Goal –
State the number of lines in these records holding "Profile". Say nothing more.

Supplied data –
################

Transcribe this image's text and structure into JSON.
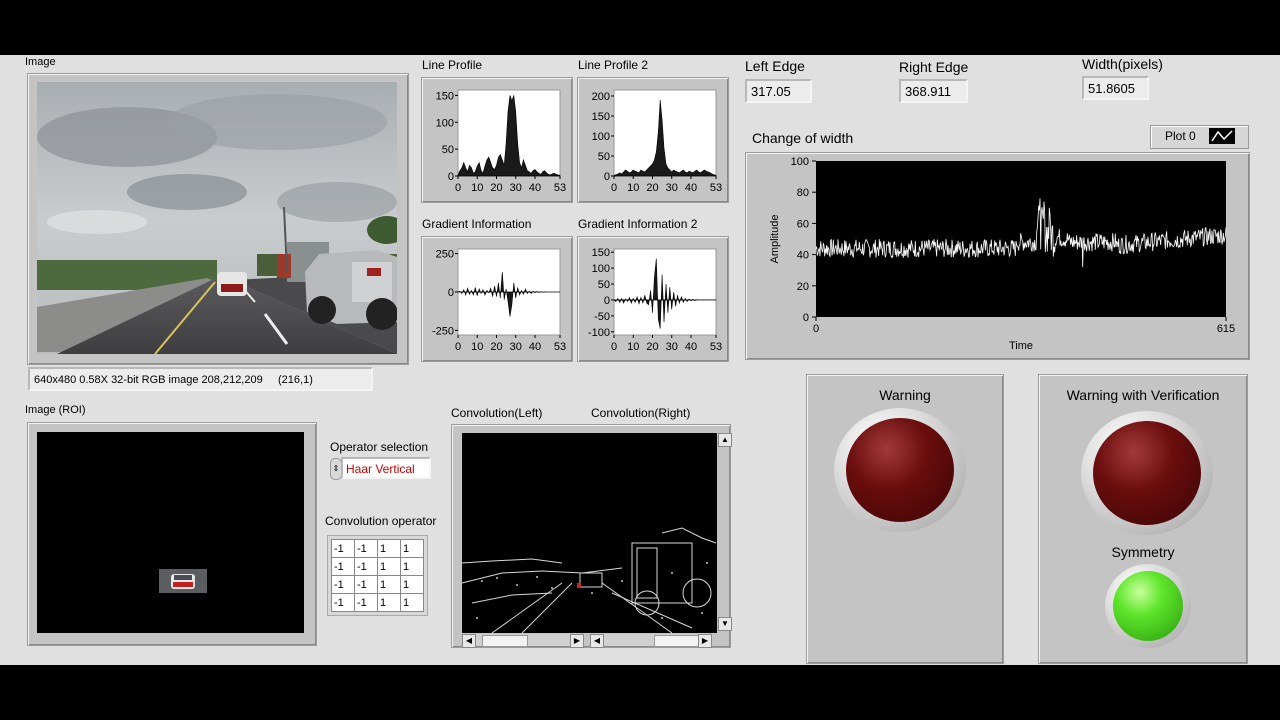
{
  "image_panel": {
    "title": "Image",
    "info": "640x480 0.58X 32-bit RGB image 208,212,209     (216,1)"
  },
  "roi_panel": {
    "title": "Image (ROI)"
  },
  "operator": {
    "label": "Operator selection",
    "value": "Haar Vertical"
  },
  "conv_operator": {
    "label": "Convolution operator",
    "rows": [
      [
        "-1",
        "-1",
        "1",
        "1"
      ],
      [
        "-1",
        "-1",
        "1",
        "1"
      ],
      [
        "-1",
        "-1",
        "1",
        "1"
      ],
      [
        "-1",
        "-1",
        "1",
        "1"
      ]
    ]
  },
  "conv_panel": {
    "left_label": "Convolution(Left)",
    "right_label": "Convolution(Right)"
  },
  "edges": {
    "left_label": "Left Edge",
    "left_value": "317.05",
    "right_label": "Right Edge",
    "right_value": "368.911",
    "width_label": "Width(pixels)",
    "width_value": "51.8605"
  },
  "width_chart": {
    "title": "Change of width",
    "legend": "Plot 0",
    "xlabel": "Time",
    "ylabel": "Amplitude"
  },
  "leds": {
    "warning_label": "Warning",
    "warning_state": "off",
    "verif_label": "Warning with Verification",
    "verif_state": "off",
    "symmetry_label": "Symmetry",
    "symmetry_state": "on",
    "off_color": "#6a0d0d",
    "on_color": "#5ee62a"
  },
  "chart_data": [
    {
      "type": "area",
      "title": "Line Profile",
      "x_range": [
        0,
        53
      ],
      "ylim": [
        0,
        160
      ],
      "yticks": [
        "150",
        "100",
        "50",
        "0"
      ],
      "xticks": [
        "0",
        "10",
        "20",
        "30",
        "40",
        "53"
      ],
      "values": [
        2,
        10,
        15,
        25,
        15,
        8,
        20,
        15,
        5,
        8,
        18,
        25,
        10,
        5,
        18,
        30,
        35,
        25,
        15,
        12,
        20,
        35,
        40,
        30,
        20,
        60,
        120,
        150,
        140,
        150,
        120,
        60,
        25,
        15,
        30,
        20,
        10,
        8,
        5,
        10,
        12,
        8,
        5,
        3,
        8,
        10,
        6,
        3,
        2,
        4,
        5,
        3,
        2,
        1
      ]
    },
    {
      "type": "area",
      "title": "Line Profile 2",
      "x_range": [
        0,
        53
      ],
      "ylim": [
        0,
        215
      ],
      "yticks": [
        "200",
        "150",
        "100",
        "50",
        "0"
      ],
      "xticks": [
        "0",
        "10",
        "20",
        "30",
        "40",
        "53"
      ],
      "values": [
        2,
        3,
        5,
        8,
        5,
        10,
        15,
        12,
        8,
        10,
        15,
        12,
        10,
        8,
        15,
        12,
        10,
        15,
        20,
        25,
        30,
        40,
        60,
        110,
        190,
        140,
        70,
        30,
        20,
        15,
        10,
        15,
        12,
        10,
        8,
        12,
        15,
        10,
        8,
        12,
        10,
        8,
        12,
        15,
        10,
        8,
        12,
        15,
        12,
        10,
        8,
        5,
        3,
        2
      ]
    },
    {
      "type": "area",
      "title": "Gradient Information",
      "x_range": [
        0,
        53
      ],
      "ylim": [
        -280,
        280
      ],
      "yticks": [
        "250",
        "0",
        "-250"
      ],
      "xticks": [
        "0",
        "10",
        "20",
        "30",
        "40",
        "53"
      ],
      "values": [
        0,
        5,
        -10,
        15,
        -20,
        25,
        -15,
        10,
        -20,
        30,
        -25,
        20,
        -10,
        15,
        -20,
        10,
        -5,
        25,
        -30,
        40,
        -30,
        60,
        -40,
        130,
        -50,
        20,
        -60,
        -160,
        -80,
        60,
        -40,
        30,
        -20,
        10,
        -15,
        20,
        -10,
        5,
        -10,
        5,
        -5,
        3,
        -3,
        2,
        -2,
        1,
        0,
        0,
        0,
        0,
        0,
        0,
        0,
        0
      ]
    },
    {
      "type": "area",
      "title": "Gradient Information 2",
      "x_range": [
        0,
        53
      ],
      "ylim": [
        -110,
        160
      ],
      "yticks": [
        "150",
        "100",
        "50",
        "0",
        "-50",
        "-100"
      ],
      "xticks": [
        "0",
        "10",
        "20",
        "30",
        "40",
        "53"
      ],
      "values": [
        0,
        -5,
        5,
        -8,
        5,
        -10,
        3,
        -5,
        8,
        -10,
        5,
        -8,
        10,
        -12,
        8,
        -10,
        15,
        -10,
        -15,
        30,
        -40,
        70,
        130,
        -60,
        -90,
        80,
        -70,
        50,
        -40,
        40,
        -30,
        25,
        -20,
        15,
        -10,
        10,
        -8,
        5,
        -5,
        3,
        -3,
        2,
        -2,
        1,
        0,
        0,
        0,
        0,
        0,
        0,
        0,
        0,
        0,
        0
      ]
    },
    {
      "type": "line",
      "title": "Change of width",
      "x_range": [
        0,
        615
      ],
      "ylim": [
        0,
        100
      ],
      "yticks": [
        "100",
        "80",
        "60",
        "40",
        "20",
        "0"
      ],
      "xticks": [
        "0",
        "615"
      ],
      "xlabel": "Time",
      "ylabel": "Amplitude",
      "series": [
        {
          "name": "Plot 0"
        }
      ]
    }
  ]
}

################

Response for this exercise –
2